Material provided:
——————————
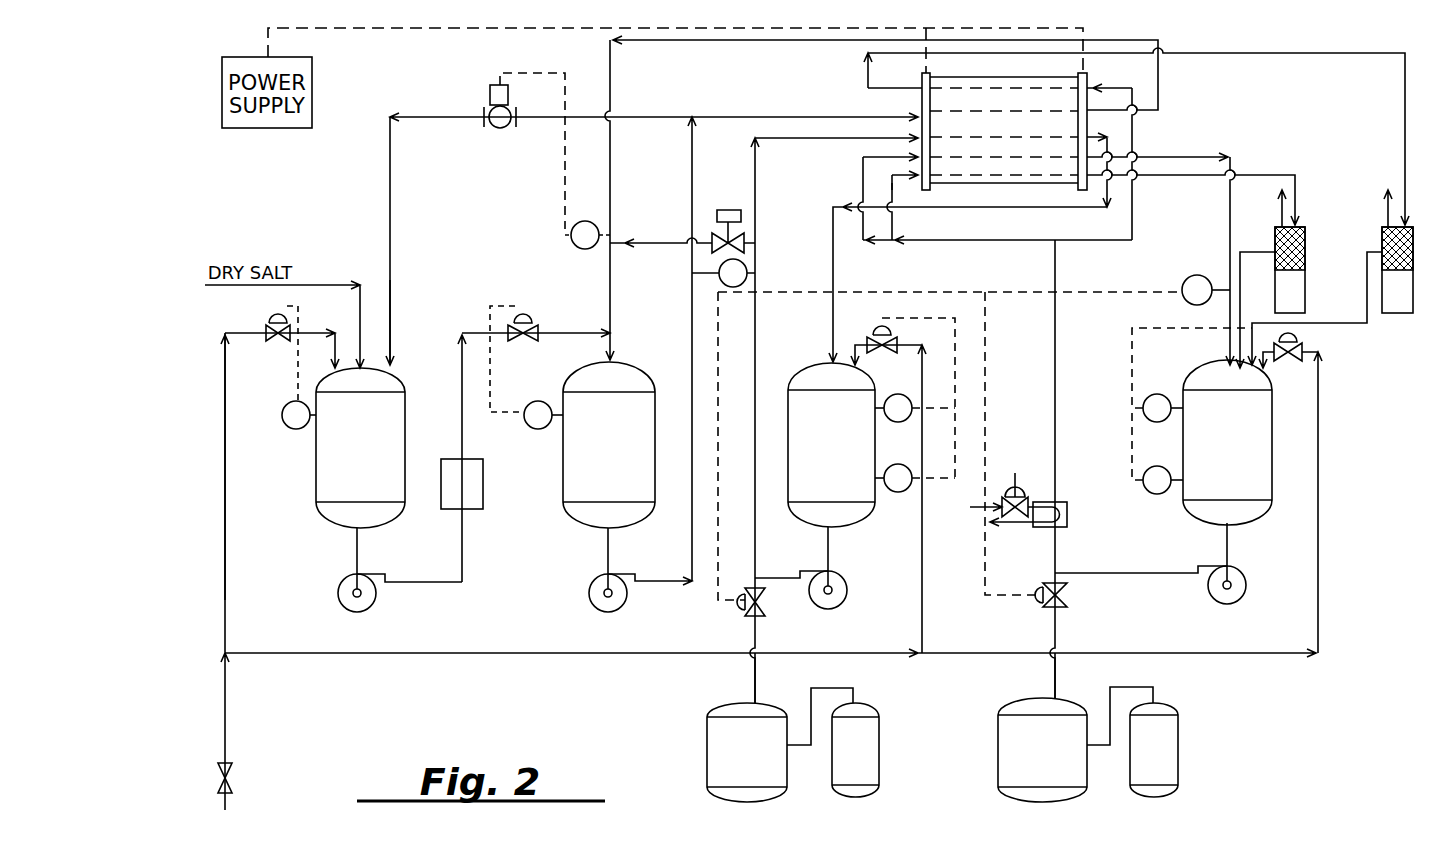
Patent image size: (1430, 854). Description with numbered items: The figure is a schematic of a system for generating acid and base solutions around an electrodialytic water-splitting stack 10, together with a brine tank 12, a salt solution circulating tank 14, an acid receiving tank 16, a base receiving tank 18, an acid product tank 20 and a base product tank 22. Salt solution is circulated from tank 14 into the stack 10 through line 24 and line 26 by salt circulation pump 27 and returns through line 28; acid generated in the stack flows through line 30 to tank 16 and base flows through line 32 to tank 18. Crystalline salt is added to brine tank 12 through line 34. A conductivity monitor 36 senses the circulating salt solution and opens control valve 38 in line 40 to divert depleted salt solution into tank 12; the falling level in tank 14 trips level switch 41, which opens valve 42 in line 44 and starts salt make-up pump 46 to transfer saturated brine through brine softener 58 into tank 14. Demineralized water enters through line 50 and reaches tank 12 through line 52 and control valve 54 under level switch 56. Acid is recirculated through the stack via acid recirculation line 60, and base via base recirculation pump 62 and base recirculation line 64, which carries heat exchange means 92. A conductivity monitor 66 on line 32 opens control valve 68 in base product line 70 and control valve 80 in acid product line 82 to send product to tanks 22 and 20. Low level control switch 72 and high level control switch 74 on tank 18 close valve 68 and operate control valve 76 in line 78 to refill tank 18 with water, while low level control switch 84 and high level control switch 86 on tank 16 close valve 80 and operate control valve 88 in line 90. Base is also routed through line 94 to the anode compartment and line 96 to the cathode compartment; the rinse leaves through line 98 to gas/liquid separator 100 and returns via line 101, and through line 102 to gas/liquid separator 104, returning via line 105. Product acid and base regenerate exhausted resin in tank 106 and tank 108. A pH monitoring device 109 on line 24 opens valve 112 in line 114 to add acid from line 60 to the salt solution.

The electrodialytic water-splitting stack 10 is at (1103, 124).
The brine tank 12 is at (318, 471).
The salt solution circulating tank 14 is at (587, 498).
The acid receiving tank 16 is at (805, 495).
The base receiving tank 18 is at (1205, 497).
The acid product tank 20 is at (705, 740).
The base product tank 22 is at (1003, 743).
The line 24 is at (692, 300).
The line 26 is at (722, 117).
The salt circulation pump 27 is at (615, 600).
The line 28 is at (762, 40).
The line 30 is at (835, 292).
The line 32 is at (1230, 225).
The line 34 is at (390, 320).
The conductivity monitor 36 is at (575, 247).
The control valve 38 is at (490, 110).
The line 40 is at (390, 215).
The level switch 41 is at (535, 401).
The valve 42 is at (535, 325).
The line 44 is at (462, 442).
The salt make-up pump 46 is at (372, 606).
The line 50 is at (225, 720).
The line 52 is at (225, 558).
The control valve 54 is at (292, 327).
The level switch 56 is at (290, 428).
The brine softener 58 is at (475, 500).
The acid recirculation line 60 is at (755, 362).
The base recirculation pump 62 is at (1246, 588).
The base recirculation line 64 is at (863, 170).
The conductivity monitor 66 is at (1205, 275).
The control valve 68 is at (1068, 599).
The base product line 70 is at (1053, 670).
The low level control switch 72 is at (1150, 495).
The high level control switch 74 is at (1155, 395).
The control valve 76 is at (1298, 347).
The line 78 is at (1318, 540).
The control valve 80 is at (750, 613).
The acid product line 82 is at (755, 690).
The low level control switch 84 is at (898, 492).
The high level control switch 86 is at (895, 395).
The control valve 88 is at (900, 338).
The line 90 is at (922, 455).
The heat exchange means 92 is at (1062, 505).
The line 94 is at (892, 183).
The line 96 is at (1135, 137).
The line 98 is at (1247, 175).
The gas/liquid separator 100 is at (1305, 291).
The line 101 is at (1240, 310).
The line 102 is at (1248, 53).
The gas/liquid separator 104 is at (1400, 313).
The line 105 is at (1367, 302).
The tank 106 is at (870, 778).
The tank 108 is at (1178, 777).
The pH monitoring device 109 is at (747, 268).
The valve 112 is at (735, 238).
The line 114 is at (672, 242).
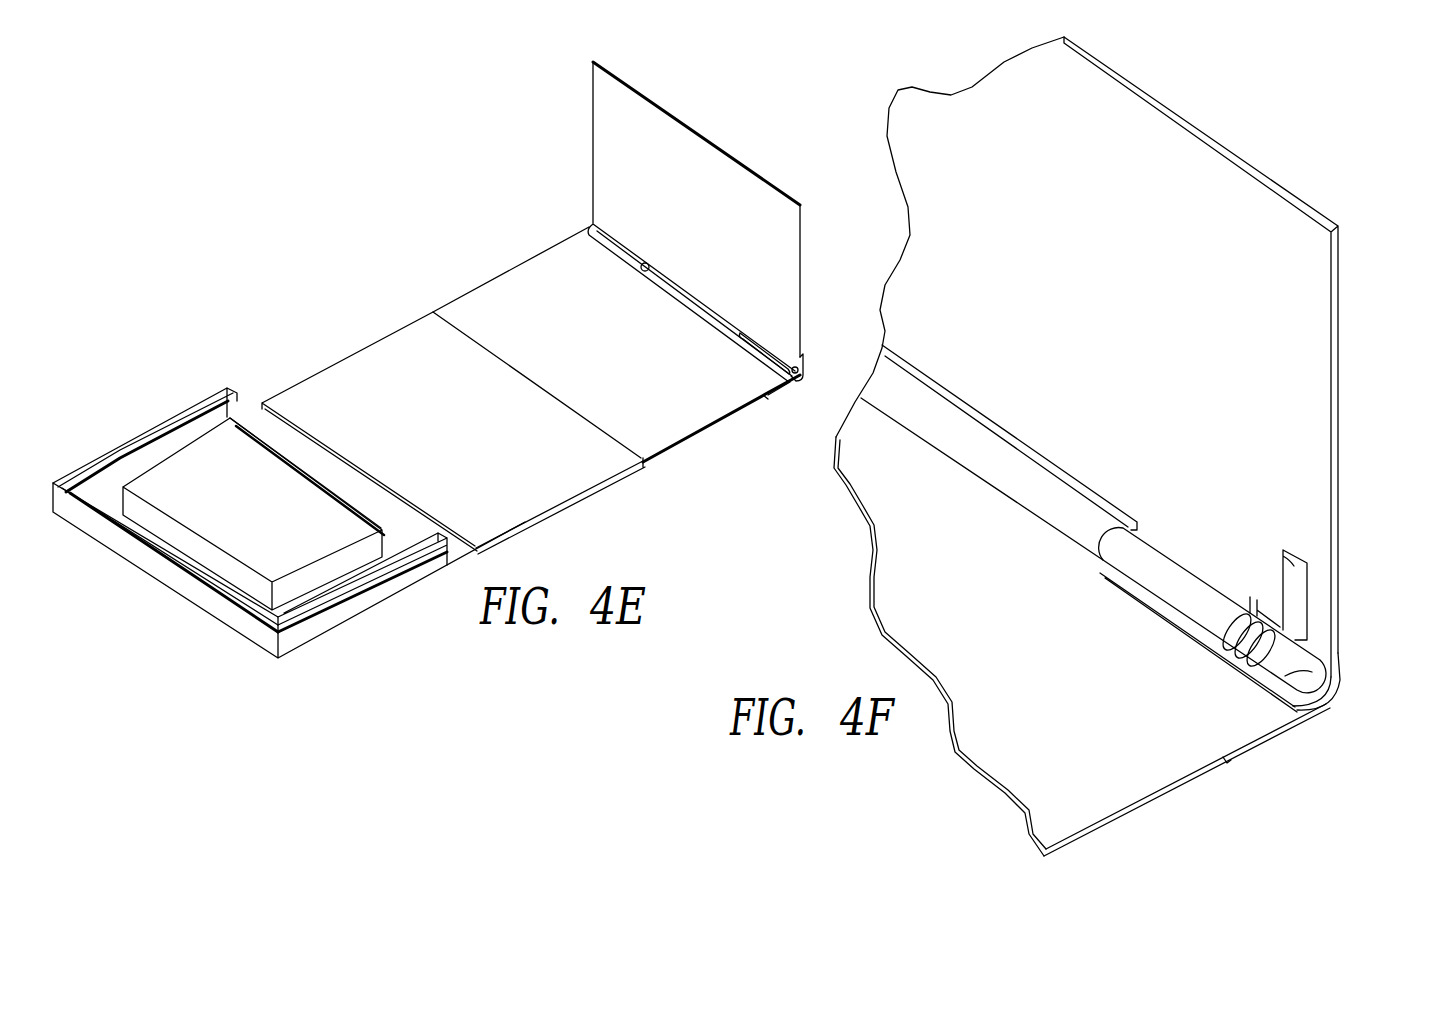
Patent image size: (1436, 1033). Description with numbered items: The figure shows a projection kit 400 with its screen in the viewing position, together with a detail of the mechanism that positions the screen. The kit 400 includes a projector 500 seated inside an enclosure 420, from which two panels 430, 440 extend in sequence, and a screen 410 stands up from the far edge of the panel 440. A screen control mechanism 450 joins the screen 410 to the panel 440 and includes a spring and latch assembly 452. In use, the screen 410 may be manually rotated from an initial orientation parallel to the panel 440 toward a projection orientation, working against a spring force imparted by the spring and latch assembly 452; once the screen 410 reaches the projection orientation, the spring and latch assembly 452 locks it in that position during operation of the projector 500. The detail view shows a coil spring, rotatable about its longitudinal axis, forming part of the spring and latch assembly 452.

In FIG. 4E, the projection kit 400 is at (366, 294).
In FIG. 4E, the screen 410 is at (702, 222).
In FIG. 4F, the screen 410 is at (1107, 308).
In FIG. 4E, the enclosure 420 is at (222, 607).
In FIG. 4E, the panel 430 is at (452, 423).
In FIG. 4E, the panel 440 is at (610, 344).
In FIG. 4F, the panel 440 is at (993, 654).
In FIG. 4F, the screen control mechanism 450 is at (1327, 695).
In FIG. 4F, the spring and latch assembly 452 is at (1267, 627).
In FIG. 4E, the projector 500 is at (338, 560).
——————————
Please copy out every record above word for word, leaving out the pictures.

Patent image size: (1430, 854). Description with numbered items: The figure is a schematic of a system for generating acid and base solutions around an electrodialytic water-splitting stack 10, together with a brine tank 12, a salt solution circulating tank 14, an acid receiving tank 16, a base receiving tank 18, an acid product tank 20 and a base product tank 22. Salt solution is circulated from tank 14 into the stack 10 through line 24 and line 26 by salt circulation pump 27 and returns through line 28; acid generated in the stack flows through line 30 to tank 16 and base flows through line 32 to tank 18. Crystalline salt is added to brine tank 12 through line 34. A conductivity monitor 36 senses the circulating salt solution and opens control valve 38 in line 40 to divert depleted salt solution into tank 12; the falling level in tank 14 trips level switch 41, which opens valve 42 in line 44 and starts salt make-up pump 46 to transfer saturated brine through brine softener 58 into tank 14. Demineralized water enters through line 50 and reaches tank 12 through line 52 and control valve 54 under level switch 56. Acid is recirculated through the stack via acid recirculation line 60, and base via base recirculation pump 62 and base recirculation line 64, which carries heat exchange means 92. A conductivity monitor 66 on line 32 opens control valve 68 in base product line 70 and control valve 80 in acid product line 82 to send product to tanks 22 and 20. Low level control switch 72 and high level control switch 74 on tank 18 close valve 68 and operate control valve 76 in line 78 to refill tank 18 with water, while low level control switch 84 and high level control switch 86 on tank 16 close valve 80 and operate control valve 88 in line 90. Base is also routed through line 94 to the anode compartment and line 96 to the cathode compartment; the rinse leaves through line 98 to gas/liquid separator 100 and returns via line 101, and through line 102 to gas/liquid separator 104, returning via line 105. Product acid and base regenerate exhausted resin in tank 106 and tank 108. A pH monitoring device 109 on line 24 opens valve 112 in line 114 to add acid from line 60 to the salt solution.

The electrodialytic water-splitting stack 10 is at (1103, 124).
The brine tank 12 is at (318, 471).
The salt solution circulating tank 14 is at (587, 498).
The acid receiving tank 16 is at (805, 495).
The base receiving tank 18 is at (1205, 497).
The acid product tank 20 is at (705, 740).
The base product tank 22 is at (1003, 743).
The line 24 is at (692, 300).
The line 26 is at (722, 117).
The salt circulation pump 27 is at (615, 600).
The line 28 is at (762, 40).
The line 30 is at (835, 292).
The line 32 is at (1230, 225).
The line 34 is at (390, 320).
The conductivity monitor 36 is at (575, 247).
The control valve 38 is at (490, 110).
The line 40 is at (390, 215).
The level switch 41 is at (535, 401).
The valve 42 is at (535, 325).
The line 44 is at (462, 442).
The salt make-up pump 46 is at (372, 606).
The line 50 is at (225, 720).
The line 52 is at (225, 558).
The control valve 54 is at (292, 327).
The level switch 56 is at (290, 428).
The brine softener 58 is at (475, 500).
The acid recirculation line 60 is at (755, 362).
The base recirculation pump 62 is at (1246, 588).
The base recirculation line 64 is at (863, 170).
The conductivity monitor 66 is at (1205, 275).
The control valve 68 is at (1068, 599).
The base product line 70 is at (1053, 670).
The low level control switch 72 is at (1150, 495).
The high level control switch 74 is at (1155, 395).
The control valve 76 is at (1298, 347).
The line 78 is at (1318, 540).
The control valve 80 is at (750, 613).
The acid product line 82 is at (755, 690).
The low level control switch 84 is at (898, 492).
The high level control switch 86 is at (895, 395).
The control valve 88 is at (900, 338).
The line 90 is at (922, 455).
The heat exchange means 92 is at (1062, 505).
The line 94 is at (892, 183).
The line 96 is at (1135, 137).
The line 98 is at (1247, 175).
The gas/liquid separator 100 is at (1305, 291).
The line 101 is at (1240, 310).
The line 102 is at (1248, 53).
The gas/liquid separator 104 is at (1400, 313).
The line 105 is at (1367, 302).
The tank 106 is at (870, 778).
The tank 108 is at (1178, 777).
The pH monitoring device 109 is at (747, 268).
The valve 112 is at (735, 238).
The line 114 is at (672, 242).
Patent image size: (1436, 1033). Description with numbered items: The figure shows a projection kit 400 with its screen in the viewing position, together with a detail of the mechanism that positions the screen. The kit 400 includes a projector 500 seated inside an enclosure 420, from which two panels 430, 440 extend in sequence, and a screen 410 stands up from the far edge of the panel 440. A screen control mechanism 450 joins the screen 410 to the panel 440 and includes a spring and latch assembly 452. In use, the screen 410 may be manually rotated from an initial orientation parallel to the panel 440 toward a projection orientation, working against a spring force imparted by the spring and latch assembly 452; once the screen 410 reaches the projection orientation, the spring and latch assembly 452 locks it in that position during operation of the projector 500. The detail view shows a coil spring, rotatable about its longitudinal axis, forming part of the spring and latch assembly 452.

In FIG. 4E, the projection kit 400 is at (366, 294).
In FIG. 4E, the screen 410 is at (702, 222).
In FIG. 4F, the screen 410 is at (1107, 308).
In FIG. 4E, the enclosure 420 is at (222, 607).
In FIG. 4E, the panel 430 is at (452, 423).
In FIG. 4E, the panel 440 is at (610, 344).
In FIG. 4F, the panel 440 is at (993, 654).
In FIG. 4F, the screen control mechanism 450 is at (1327, 695).
In FIG. 4F, the spring and latch assembly 452 is at (1267, 627).
In FIG. 4E, the projector 500 is at (338, 560).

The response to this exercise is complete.